> _Exercise_
Copy out all the lines where "processing" shows up.

> _Material provided_
________________
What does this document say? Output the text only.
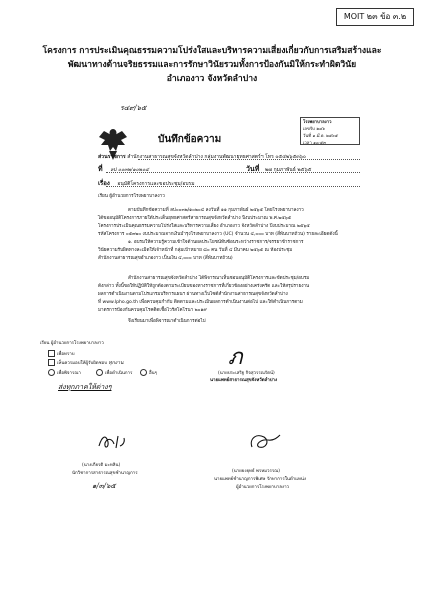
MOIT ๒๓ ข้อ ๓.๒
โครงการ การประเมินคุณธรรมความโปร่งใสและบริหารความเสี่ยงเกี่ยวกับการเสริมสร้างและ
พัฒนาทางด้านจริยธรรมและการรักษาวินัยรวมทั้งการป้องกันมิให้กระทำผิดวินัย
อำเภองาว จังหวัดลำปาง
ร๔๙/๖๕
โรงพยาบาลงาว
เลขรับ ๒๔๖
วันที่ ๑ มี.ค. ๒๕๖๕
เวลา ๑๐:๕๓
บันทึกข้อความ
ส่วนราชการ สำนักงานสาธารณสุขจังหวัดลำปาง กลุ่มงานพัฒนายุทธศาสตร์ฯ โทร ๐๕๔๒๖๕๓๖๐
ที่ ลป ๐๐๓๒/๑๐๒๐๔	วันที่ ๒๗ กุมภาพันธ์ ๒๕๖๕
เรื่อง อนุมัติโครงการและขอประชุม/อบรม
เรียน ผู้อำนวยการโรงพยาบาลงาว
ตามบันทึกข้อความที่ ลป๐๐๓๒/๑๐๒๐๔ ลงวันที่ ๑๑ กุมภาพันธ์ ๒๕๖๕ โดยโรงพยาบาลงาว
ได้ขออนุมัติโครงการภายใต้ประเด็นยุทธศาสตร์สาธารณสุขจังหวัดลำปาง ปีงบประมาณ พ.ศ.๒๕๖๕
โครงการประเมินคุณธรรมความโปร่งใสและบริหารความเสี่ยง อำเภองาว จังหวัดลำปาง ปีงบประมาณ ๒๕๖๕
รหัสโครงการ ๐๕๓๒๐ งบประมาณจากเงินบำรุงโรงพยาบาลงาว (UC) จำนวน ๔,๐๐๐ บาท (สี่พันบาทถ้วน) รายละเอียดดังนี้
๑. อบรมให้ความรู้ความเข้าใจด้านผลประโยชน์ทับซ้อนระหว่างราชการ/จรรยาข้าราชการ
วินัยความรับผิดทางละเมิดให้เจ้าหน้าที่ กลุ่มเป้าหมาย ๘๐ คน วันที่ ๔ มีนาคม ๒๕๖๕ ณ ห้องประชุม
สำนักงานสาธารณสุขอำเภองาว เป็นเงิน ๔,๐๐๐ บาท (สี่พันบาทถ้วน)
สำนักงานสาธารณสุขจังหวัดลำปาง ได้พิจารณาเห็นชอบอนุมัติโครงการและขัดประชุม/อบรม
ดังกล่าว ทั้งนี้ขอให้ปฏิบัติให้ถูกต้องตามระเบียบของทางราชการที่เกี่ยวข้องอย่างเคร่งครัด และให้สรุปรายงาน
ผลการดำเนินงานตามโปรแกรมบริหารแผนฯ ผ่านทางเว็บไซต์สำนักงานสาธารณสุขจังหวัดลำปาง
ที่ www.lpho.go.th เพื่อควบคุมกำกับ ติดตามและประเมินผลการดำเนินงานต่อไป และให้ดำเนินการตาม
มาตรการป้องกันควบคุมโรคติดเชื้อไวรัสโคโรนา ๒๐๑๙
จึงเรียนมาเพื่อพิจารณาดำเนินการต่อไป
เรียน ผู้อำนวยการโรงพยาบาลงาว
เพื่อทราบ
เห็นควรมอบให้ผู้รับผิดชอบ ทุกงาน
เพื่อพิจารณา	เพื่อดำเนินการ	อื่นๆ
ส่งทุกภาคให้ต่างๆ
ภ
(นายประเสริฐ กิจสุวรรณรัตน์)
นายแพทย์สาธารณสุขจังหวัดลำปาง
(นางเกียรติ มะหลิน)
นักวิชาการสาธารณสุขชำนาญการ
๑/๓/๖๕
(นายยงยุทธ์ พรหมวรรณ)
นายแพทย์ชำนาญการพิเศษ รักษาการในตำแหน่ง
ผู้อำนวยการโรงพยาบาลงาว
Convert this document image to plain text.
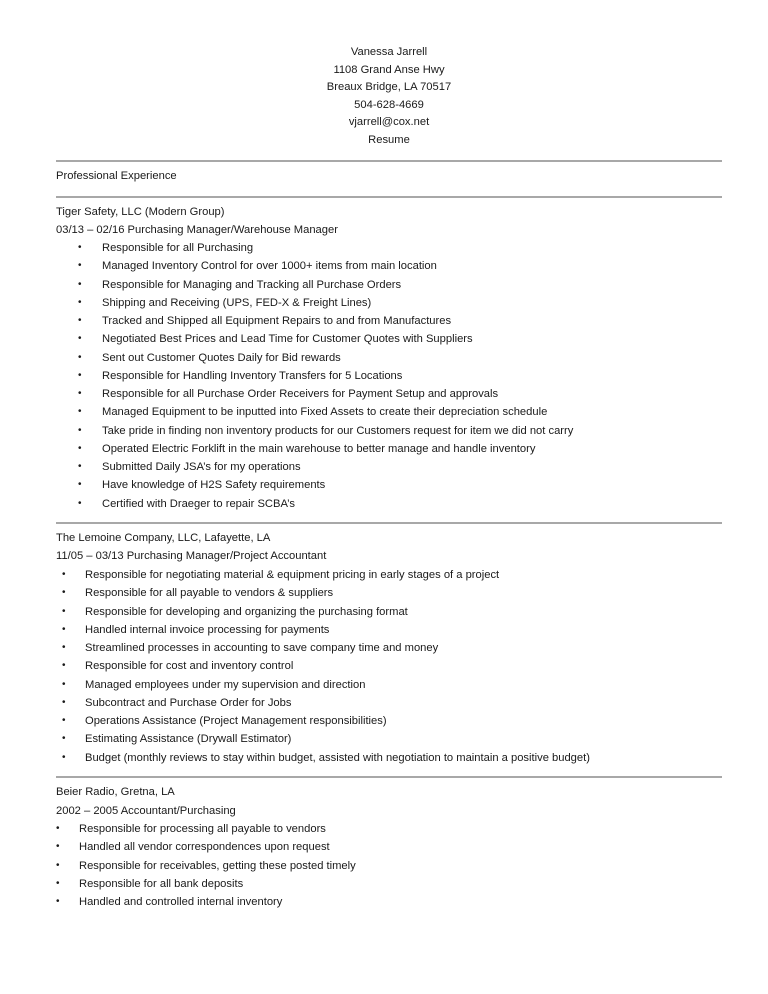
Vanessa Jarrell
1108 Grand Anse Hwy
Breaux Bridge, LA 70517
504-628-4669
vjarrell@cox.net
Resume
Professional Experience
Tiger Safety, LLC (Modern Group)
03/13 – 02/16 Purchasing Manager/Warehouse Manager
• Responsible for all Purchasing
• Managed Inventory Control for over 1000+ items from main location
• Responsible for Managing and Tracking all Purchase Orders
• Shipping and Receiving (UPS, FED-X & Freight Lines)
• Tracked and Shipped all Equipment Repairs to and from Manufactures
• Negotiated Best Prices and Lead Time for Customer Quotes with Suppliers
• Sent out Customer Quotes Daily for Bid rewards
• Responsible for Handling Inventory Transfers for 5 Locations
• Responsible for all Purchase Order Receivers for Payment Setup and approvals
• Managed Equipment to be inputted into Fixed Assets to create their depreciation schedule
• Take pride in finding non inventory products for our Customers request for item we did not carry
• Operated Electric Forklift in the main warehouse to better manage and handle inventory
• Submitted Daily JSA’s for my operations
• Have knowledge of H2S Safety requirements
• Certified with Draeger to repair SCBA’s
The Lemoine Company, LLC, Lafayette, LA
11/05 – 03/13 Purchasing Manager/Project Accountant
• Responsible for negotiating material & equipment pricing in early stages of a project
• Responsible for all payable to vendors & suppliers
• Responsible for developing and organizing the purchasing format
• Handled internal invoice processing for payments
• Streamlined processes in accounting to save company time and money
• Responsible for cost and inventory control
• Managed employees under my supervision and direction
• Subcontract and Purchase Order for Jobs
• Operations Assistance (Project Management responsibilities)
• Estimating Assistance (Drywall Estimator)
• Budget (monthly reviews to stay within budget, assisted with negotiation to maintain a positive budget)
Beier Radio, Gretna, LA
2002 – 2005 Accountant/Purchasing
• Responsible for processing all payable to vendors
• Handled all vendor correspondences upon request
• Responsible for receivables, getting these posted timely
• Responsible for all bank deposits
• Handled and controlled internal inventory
________________
> _Final result_
• Handled internal invoice processing for payments
• Responsible for processing all payable to vendors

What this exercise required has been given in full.